→ CHALLENGE
Return every record below exactly as written, but leave out the pictures.

Records contained in a dataset
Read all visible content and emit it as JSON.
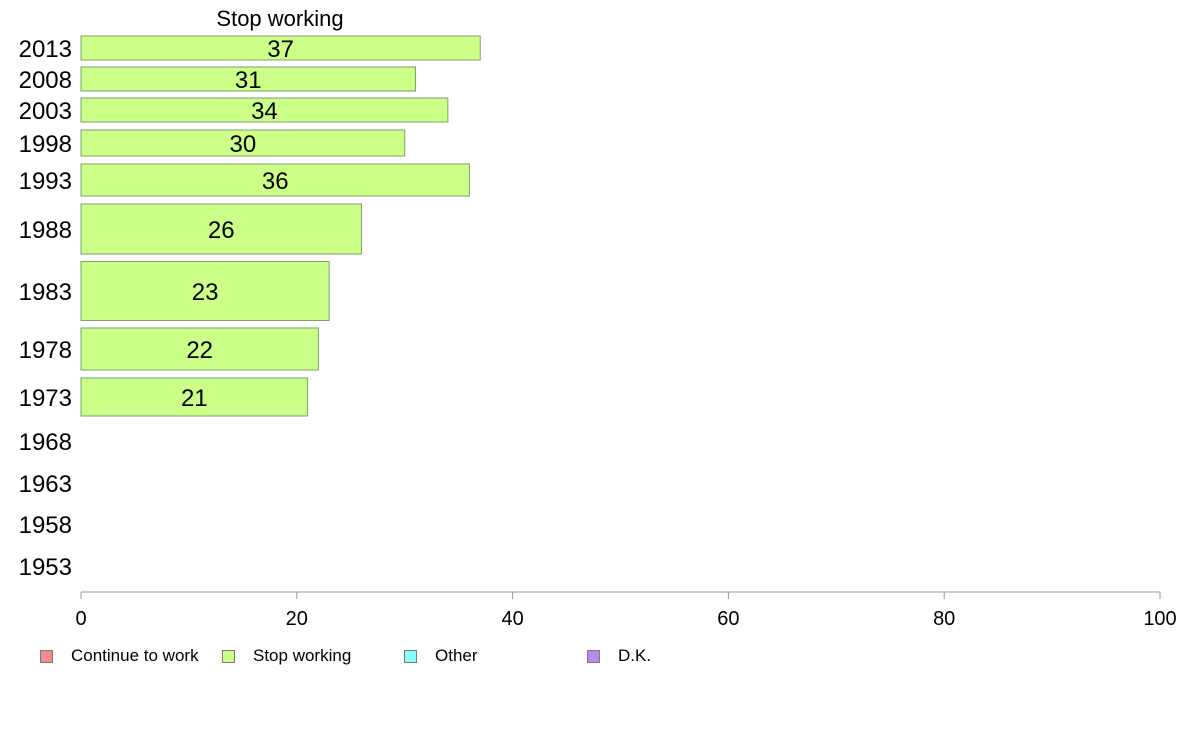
{
  "chart_data": {
    "type": "bar",
    "orientation": "horizontal",
    "title": "Stop working",
    "categories": [
      "2013",
      "2008",
      "2003",
      "1998",
      "1993",
      "1988",
      "1983",
      "1978",
      "1973",
      "1968",
      "1963",
      "1958",
      "1953"
    ],
    "series": [
      {
        "name": "Stop working",
        "color": "#ccff88",
        "values": [
          37,
          31,
          34,
          30,
          36,
          26,
          23,
          22,
          21,
          null,
          null,
          null,
          null
        ]
      }
    ],
    "data_labels": [
      "37",
      "31",
      "34",
      "30",
      "36",
      "26",
      "23",
      "22",
      "21",
      "",
      "",
      "",
      ""
    ],
    "xlim": [
      0,
      100
    ],
    "xticks": [
      "0",
      "20",
      "40",
      "60",
      "80",
      "100"
    ],
    "grid": false,
    "legend_position": "bottom",
    "legend": [
      {
        "label": "Continue to work",
        "color": "#f48a8a"
      },
      {
        "label": "Stop working",
        "color": "#ccff88"
      },
      {
        "label": "Other",
        "color": "#88ffff"
      },
      {
        "label": "D.K.",
        "color": "#bb88ee"
      }
    ]
  }
}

→ EXERCISE RESULT
Read all visible content and emit it as JSON.
{
  "chart_data": {
    "type": "bar",
    "orientation": "horizontal",
    "title": "Stop working",
    "categories": [
      "2013",
      "2008",
      "2003",
      "1998",
      "1993",
      "1988",
      "1983",
      "1978",
      "1973",
      "1968",
      "1963",
      "1958",
      "1953"
    ],
    "series": [
      {
        "name": "Stop working",
        "color": "#ccff88",
        "values": [
          37,
          31,
          34,
          30,
          36,
          26,
          23,
          22,
          21,
          null,
          null,
          null,
          null
        ]
      }
    ],
    "data_labels": [
      "37",
      "31",
      "34",
      "30",
      "36",
      "26",
      "23",
      "22",
      "21",
      "",
      "",
      "",
      ""
    ],
    "xlim": [
      0,
      100
    ],
    "xticks": [
      "0",
      "20",
      "40",
      "60",
      "80",
      "100"
    ],
    "grid": false,
    "legend_position": "bottom",
    "legend": [
      {
        "label": "Continue to work",
        "color": "#f48a8a"
      },
      {
        "label": "Stop working",
        "color": "#ccff88"
      },
      {
        "label": "Other",
        "color": "#88ffff"
      },
      {
        "label": "D.K.",
        "color": "#bb88ee"
      }
    ]
  }
}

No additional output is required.